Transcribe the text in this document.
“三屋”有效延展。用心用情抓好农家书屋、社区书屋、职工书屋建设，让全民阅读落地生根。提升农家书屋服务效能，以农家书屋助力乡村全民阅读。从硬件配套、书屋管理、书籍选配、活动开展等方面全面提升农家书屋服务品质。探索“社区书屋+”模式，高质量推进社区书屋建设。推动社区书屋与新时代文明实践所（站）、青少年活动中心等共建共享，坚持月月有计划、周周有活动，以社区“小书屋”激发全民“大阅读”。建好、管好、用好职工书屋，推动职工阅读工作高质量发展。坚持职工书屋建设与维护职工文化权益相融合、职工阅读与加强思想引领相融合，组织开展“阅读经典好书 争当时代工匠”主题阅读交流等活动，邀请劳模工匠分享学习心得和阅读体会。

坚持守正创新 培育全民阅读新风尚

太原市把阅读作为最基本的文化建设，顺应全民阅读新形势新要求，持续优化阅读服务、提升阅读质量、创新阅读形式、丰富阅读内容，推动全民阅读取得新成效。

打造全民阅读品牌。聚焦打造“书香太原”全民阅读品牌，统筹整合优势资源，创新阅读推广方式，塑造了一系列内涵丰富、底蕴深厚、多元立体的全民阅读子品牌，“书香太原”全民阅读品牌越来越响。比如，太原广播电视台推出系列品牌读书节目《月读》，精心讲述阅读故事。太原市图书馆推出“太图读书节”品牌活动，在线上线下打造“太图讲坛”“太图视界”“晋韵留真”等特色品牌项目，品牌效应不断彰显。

INSTRUCTION:
Repeat the entries exactly, all of them.

THE REPLY:
Transcribe the text in this document.
“三屋”有效延展。用心用情抓好农家书屋、社区书屋、职工书屋建设，让全民阅读落地生根。提升农家书屋服务效能，以农家书屋助力乡村全民阅读。从硬件配套、书屋管理、书籍选配、活动开展等方面全面提升农家书屋服务品质。探索“社区书屋+”模式，高质量推进社区书屋建设。推动社区书屋与新时代文明实践所（站）、青少年活动中心等共建共享，坚持月月有计划、周周有活动，以社区“小书屋”激发全民“大阅读”。建好、管好、用好职工书屋，推动职工阅读工作高质量发展。坚持职工书屋建设与维护职工文化权益相融合、职工阅读与加强思想引领相融合，组织开展“阅读经典好书 争当时代工匠”主题阅读交流等活动，邀请劳模工匠分享学习心得和阅读体会。

坚持守正创新 培育全民阅读新风尚

太原市把阅读作为最基本的文化建设，顺应全民阅读新形势新要求，持续优化阅读服务、提升阅读质量、创新阅读形式、丰富阅读内容，推动全民阅读取得新成效。

打造全民阅读品牌。聚焦打造“书香太原”全民阅读品牌，统筹整合优势资源，创新阅读推广方式，塑造了一系列内涵丰富、底蕴深厚、多元立体的全民阅读子品牌，“书香太原”全民阅读品牌越来越响。比如，太原广播电视台推出系列品牌读书节目《月读》，精心讲述阅读故事。太原市图书馆推出“太图读书节”品牌活动，在线上线下打造“太图讲坛”“太图视界”“晋韵留真”等特色品牌项目，品牌效应不断彰显。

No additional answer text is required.